Can you quote the records below in full, word for word?

-------------------------

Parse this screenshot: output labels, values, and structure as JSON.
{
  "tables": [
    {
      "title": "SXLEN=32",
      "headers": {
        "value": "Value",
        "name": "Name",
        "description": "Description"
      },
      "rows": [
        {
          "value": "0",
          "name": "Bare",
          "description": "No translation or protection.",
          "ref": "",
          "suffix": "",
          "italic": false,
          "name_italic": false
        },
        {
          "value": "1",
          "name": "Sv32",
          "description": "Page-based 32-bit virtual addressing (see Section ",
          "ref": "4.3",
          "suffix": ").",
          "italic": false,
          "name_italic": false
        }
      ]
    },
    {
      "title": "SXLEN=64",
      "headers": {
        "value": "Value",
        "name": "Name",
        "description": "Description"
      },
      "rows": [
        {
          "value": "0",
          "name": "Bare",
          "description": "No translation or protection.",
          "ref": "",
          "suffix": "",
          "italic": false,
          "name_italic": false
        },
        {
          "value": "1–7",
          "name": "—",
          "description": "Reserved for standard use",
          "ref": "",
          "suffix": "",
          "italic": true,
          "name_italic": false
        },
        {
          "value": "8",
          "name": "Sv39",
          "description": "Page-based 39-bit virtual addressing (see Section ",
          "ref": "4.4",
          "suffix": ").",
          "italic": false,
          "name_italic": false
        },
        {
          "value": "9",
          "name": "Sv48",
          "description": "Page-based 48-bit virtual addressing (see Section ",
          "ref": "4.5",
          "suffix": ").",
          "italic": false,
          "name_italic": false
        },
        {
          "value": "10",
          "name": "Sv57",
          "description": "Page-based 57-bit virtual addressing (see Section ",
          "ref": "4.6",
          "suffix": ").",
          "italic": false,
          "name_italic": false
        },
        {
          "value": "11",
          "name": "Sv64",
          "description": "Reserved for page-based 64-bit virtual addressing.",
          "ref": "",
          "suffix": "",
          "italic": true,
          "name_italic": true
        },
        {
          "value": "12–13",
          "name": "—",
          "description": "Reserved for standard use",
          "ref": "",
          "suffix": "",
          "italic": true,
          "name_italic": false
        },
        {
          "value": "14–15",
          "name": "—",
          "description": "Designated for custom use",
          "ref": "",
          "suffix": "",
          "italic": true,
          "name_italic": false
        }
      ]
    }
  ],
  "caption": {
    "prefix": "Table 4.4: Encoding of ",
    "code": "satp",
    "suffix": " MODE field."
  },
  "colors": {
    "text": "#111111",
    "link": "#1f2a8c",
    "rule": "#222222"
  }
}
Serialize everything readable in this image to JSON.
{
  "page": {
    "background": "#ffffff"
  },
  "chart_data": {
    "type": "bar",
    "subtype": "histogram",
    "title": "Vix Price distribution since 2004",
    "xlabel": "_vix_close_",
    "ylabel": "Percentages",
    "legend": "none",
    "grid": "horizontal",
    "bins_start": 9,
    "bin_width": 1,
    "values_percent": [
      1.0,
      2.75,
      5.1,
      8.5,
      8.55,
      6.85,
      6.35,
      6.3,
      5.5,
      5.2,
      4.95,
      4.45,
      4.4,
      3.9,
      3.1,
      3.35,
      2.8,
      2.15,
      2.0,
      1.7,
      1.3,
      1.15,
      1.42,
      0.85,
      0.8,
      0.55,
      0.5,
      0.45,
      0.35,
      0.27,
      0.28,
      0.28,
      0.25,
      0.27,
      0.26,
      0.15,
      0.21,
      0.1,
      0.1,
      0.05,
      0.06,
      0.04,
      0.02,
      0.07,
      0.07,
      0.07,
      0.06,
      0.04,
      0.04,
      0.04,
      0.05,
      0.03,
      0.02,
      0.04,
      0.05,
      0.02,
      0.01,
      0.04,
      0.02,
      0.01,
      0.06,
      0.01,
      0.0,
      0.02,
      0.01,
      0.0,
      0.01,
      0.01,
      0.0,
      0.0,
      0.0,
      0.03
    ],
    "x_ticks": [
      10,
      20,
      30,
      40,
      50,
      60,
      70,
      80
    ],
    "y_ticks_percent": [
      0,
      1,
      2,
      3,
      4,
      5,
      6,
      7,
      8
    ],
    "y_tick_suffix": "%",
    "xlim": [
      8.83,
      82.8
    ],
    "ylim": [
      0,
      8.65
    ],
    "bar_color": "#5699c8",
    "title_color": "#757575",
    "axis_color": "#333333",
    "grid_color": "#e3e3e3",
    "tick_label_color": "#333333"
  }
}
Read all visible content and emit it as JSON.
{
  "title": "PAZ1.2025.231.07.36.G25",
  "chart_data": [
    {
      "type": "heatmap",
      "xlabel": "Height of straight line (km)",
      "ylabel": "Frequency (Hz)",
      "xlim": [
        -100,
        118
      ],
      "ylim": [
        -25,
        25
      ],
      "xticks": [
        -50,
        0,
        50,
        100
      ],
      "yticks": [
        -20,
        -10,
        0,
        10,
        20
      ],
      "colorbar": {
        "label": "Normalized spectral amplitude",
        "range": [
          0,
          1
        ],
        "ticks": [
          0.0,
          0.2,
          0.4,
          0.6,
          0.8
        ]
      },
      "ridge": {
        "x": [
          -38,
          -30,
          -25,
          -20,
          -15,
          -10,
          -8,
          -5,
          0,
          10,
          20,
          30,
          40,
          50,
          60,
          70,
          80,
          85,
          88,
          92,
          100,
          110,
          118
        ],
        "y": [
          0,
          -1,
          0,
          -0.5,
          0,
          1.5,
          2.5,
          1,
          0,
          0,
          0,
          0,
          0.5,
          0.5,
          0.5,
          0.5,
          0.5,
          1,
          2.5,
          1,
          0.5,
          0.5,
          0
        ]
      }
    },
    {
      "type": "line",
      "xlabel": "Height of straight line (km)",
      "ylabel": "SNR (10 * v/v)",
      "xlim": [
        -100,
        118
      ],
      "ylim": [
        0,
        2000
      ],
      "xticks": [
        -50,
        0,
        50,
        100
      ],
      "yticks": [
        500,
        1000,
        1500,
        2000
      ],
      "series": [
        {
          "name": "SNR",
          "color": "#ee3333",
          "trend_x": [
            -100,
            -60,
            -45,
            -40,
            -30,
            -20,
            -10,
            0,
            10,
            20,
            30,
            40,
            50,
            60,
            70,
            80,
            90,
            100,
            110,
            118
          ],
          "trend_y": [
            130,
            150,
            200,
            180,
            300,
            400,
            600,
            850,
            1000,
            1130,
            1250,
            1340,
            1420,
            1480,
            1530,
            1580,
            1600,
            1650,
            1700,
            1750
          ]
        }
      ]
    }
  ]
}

-------------------------

* [Response for this exercise]:
Parse this screenshot: output labels, values, and structure as JSON.
{
  "tables": [
    {
      "title": "SXLEN=32",
      "headers": {
        "value": "Value",
        "name": "Name",
        "description": "Description"
      },
      "rows": [
        {
          "value": "0",
          "name": "Bare",
          "description": "No translation or protection.",
          "ref": "",
          "suffix": "",
          "italic": false,
          "name_italic": false
        },
        {
          "value": "1",
          "name": "Sv32",
          "description": "Page-based 32-bit virtual addressing (see Section ",
          "ref": "4.3",
          "suffix": ").",
          "italic": false,
          "name_italic": false
        }
      ]
    },
    {
      "title": "SXLEN=64",
      "headers": {
        "value": "Value",
        "name": "Name",
        "description": "Description"
      },
      "rows": [
        {
          "value": "0",
          "name": "Bare",
          "description": "No translation or protection.",
          "ref": "",
          "suffix": "",
          "italic": false,
          "name_italic": false
        },
        {
          "value": "1–7",
          "name": "—",
          "description": "Reserved for standard use",
          "ref": "",
          "suffix": "",
          "italic": true,
          "name_italic": false
        },
        {
          "value": "8",
          "name": "Sv39",
          "description": "Page-based 39-bit virtual addressing (see Section ",
          "ref": "4.4",
          "suffix": ").",
          "italic": false,
          "name_italic": false
        },
        {
          "value": "9",
          "name": "Sv48",
          "description": "Page-based 48-bit virtual addressing (see Section ",
          "ref": "4.5",
          "suffix": ").",
          "italic": false,
          "name_italic": false
        },
        {
          "value": "10",
          "name": "Sv57",
          "description": "Page-based 57-bit virtual addressing (see Section ",
          "ref": "4.6",
          "suffix": ").",
          "italic": false,
          "name_italic": false
        },
        {
          "value": "11",
          "name": "Sv64",
          "description": "Reserved for page-based 64-bit virtual addressing.",
          "ref": "",
          "suffix": "",
          "italic": true,
          "name_italic": true
        },
        {
          "value": "12–13",
          "name": "—",
          "description": "Reserved for standard use",
          "ref": "",
          "suffix": "",
          "italic": true,
          "name_italic": false
        },
        {
          "value": "14–15",
          "name": "—",
          "description": "Designated for custom use",
          "ref": "",
          "suffix": "",
          "italic": true,
          "name_italic": false
        }
      ]
    }
  ],
  "caption": {
    "prefix": "Table 4.4: Encoding of ",
    "code": "satp",
    "suffix": " MODE field."
  },
  "colors": {
    "text": "#111111",
    "link": "#1f2a8c",
    "rule": "#222222"
  }
}
Serialize everything readable in this image to JSON.
{
  "page": {
    "background": "#ffffff"
  },
  "chart_data": {
    "type": "bar",
    "subtype": "histogram",
    "title": "Vix Price distribution since 2004",
    "xlabel": "_vix_close_",
    "ylabel": "Percentages",
    "legend": "none",
    "grid": "horizontal",
    "bins_start": 9,
    "bin_width": 1,
    "values_percent": [
      1.0,
      2.75,
      5.1,
      8.5,
      8.55,
      6.85,
      6.35,
      6.3,
      5.5,
      5.2,
      4.95,
      4.45,
      4.4,
      3.9,
      3.1,
      3.35,
      2.8,
      2.15,
      2.0,
      1.7,
      1.3,
      1.15,
      1.42,
      0.85,
      0.8,
      0.55,
      0.5,
      0.45,
      0.35,
      0.27,
      0.28,
      0.28,
      0.25,
      0.27,
      0.26,
      0.15,
      0.21,
      0.1,
      0.1,
      0.05,
      0.06,
      0.04,
      0.02,
      0.07,
      0.07,
      0.07,
      0.06,
      0.04,
      0.04,
      0.04,
      0.05,
      0.03,
      0.02,
      0.04,
      0.05,
      0.02,
      0.01,
      0.04,
      0.02,
      0.01,
      0.06,
      0.01,
      0.0,
      0.02,
      0.01,
      0.0,
      0.01,
      0.01,
      0.0,
      0.0,
      0.0,
      0.03
    ],
    "x_ticks": [
      10,
      20,
      30,
      40,
      50,
      60,
      70,
      80
    ],
    "y_ticks_percent": [
      0,
      1,
      2,
      3,
      4,
      5,
      6,
      7,
      8
    ],
    "y_tick_suffix": "%",
    "xlim": [
      8.83,
      82.8
    ],
    "ylim": [
      0,
      8.65
    ],
    "bar_color": "#5699c8",
    "title_color": "#757575",
    "axis_color": "#333333",
    "grid_color": "#e3e3e3",
    "tick_label_color": "#333333"
  }
}
Read all visible content and emit it as JSON.
{
  "title": "PAZ1.2025.231.07.36.G25",
  "chart_data": [
    {
      "type": "heatmap",
      "xlabel": "Height of straight line (km)",
      "ylabel": "Frequency (Hz)",
      "xlim": [
        -100,
        118
      ],
      "ylim": [
        -25,
        25
      ],
      "xticks": [
        -50,
        0,
        50,
        100
      ],
      "yticks": [
        -20,
        -10,
        0,
        10,
        20
      ],
      "colorbar": {
        "label": "Normalized spectral amplitude",
        "range": [
          0,
          1
        ],
        "ticks": [
          0.0,
          0.2,
          0.4,
          0.6,
          0.8
        ]
      },
      "ridge": {
        "x": [
          -38,
          -30,
          -25,
          -20,
          -15,
          -10,
          -8,
          -5,
          0,
          10,
          20,
          30,
          40,
          50,
          60,
          70,
          80,
          85,
          88,
          92,
          100,
          110,
          118
        ],
        "y": [
          0,
          -1,
          0,
          -0.5,
          0,
          1.5,
          2.5,
          1,
          0,
          0,
          0,
          0,
          0.5,
          0.5,
          0.5,
          0.5,
          0.5,
          1,
          2.5,
          1,
          0.5,
          0.5,
          0
        ]
      }
    },
    {
      "type": "line",
      "xlabel": "Height of straight line (km)",
      "ylabel": "SNR (10 * v/v)",
      "xlim": [
        -100,
        118
      ],
      "ylim": [
        0,
        2000
      ],
      "xticks": [
        -50,
        0,
        50,
        100
      ],
      "yticks": [
        500,
        1000,
        1500,
        2000
      ],
      "series": [
        {
          "name": "SNR",
          "color": "#ee3333",
          "trend_x": [
            -100,
            -60,
            -45,
            -40,
            -30,
            -20,
            -10,
            0,
            10,
            20,
            30,
            40,
            50,
            60,
            70,
            80,
            90,
            100,
            110,
            118
          ],
          "trend_y": [
            130,
            150,
            200,
            180,
            300,
            400,
            600,
            850,
            1000,
            1130,
            1250,
            1340,
            1420,
            1480,
            1530,
            1580,
            1600,
            1650,
            1700,
            1750
          ]
        }
      ]
    }
  ]
}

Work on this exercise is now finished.